▸ OBJECTIVE: Go through the data below. List every line that holds the word "this".

▸ DATASET RECORDS:
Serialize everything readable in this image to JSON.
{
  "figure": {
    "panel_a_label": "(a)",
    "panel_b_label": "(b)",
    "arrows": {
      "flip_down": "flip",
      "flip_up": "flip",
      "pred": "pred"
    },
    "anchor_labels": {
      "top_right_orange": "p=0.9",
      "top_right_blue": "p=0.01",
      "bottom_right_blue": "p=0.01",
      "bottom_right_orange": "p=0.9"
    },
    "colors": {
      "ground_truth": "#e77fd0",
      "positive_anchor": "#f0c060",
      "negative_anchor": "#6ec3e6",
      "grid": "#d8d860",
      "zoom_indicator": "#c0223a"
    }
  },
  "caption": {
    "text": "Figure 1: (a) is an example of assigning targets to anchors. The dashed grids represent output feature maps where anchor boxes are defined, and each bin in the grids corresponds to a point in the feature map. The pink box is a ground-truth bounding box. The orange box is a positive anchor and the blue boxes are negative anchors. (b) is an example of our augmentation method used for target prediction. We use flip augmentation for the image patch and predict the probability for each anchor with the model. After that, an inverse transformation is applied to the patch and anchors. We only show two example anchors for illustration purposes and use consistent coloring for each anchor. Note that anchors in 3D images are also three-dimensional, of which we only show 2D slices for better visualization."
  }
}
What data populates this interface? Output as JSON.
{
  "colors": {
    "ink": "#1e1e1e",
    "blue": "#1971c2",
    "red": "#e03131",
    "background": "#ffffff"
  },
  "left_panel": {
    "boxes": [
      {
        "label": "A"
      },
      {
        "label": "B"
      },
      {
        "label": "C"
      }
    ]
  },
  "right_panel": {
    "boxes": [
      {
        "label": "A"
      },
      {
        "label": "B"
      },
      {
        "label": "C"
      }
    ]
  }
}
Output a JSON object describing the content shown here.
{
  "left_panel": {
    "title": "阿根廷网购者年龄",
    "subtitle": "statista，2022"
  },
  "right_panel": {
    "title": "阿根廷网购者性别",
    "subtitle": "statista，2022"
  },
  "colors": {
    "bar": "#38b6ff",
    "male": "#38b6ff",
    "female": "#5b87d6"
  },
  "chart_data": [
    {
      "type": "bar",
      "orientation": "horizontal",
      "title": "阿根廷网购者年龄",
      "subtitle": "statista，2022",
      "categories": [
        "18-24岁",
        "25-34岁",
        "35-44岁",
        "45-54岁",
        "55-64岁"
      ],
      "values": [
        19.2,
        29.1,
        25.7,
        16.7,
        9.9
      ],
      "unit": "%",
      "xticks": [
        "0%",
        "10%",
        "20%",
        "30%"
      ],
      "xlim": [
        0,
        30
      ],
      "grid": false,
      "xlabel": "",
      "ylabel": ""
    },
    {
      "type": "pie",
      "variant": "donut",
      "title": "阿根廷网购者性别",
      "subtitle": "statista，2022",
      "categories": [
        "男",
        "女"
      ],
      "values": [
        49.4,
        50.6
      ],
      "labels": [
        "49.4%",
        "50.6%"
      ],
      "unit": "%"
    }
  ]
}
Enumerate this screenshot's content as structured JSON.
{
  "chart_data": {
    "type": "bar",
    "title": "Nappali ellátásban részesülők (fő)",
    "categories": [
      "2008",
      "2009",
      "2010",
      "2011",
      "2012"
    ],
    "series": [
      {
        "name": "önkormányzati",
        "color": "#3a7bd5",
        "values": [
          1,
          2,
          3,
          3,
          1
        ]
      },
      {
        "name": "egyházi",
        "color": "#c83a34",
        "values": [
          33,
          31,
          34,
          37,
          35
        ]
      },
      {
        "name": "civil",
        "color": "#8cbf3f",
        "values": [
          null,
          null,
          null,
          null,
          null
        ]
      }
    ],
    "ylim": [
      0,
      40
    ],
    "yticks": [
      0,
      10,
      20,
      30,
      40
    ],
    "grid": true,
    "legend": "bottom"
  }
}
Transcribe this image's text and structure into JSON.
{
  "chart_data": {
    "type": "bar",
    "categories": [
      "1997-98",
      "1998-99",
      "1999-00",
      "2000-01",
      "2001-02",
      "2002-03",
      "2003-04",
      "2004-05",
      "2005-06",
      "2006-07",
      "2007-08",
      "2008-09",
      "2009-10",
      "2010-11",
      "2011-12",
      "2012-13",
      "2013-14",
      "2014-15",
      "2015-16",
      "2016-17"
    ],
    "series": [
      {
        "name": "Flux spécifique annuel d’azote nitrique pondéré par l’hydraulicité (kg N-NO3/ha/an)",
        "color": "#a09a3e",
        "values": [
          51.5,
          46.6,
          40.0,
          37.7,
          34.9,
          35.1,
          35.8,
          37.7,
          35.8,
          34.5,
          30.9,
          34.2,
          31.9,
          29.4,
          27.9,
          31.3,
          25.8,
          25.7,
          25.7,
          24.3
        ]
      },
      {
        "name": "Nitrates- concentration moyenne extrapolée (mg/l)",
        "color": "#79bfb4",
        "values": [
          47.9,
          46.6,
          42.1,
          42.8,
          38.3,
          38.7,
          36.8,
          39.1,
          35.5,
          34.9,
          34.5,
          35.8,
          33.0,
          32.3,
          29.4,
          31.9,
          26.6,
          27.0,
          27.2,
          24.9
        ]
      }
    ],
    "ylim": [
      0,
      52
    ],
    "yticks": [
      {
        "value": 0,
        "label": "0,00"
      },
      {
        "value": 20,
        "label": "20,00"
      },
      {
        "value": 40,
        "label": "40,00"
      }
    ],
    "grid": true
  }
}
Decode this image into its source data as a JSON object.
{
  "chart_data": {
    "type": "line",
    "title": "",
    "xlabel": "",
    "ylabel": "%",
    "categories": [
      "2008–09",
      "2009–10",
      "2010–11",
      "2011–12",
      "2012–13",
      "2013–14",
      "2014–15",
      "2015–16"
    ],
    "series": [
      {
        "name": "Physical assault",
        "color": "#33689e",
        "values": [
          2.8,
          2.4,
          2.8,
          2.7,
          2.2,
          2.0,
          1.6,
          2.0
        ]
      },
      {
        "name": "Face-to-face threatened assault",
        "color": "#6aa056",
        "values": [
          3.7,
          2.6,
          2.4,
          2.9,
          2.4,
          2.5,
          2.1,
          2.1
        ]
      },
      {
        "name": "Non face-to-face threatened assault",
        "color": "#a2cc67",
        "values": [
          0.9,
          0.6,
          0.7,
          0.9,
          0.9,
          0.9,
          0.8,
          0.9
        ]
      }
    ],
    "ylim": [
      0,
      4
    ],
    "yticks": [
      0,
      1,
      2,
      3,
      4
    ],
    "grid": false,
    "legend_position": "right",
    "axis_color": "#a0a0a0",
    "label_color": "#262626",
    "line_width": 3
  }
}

▸ COMPLETE ANSWER:
Serialize everything readable in this image to JSON.
What data populates this interface? Output as JSON.
Enumerate this screenshot's content as structured JSON.
Transcribe this image's text and structure into JSON.
Decode this image into its source data as a JSON object.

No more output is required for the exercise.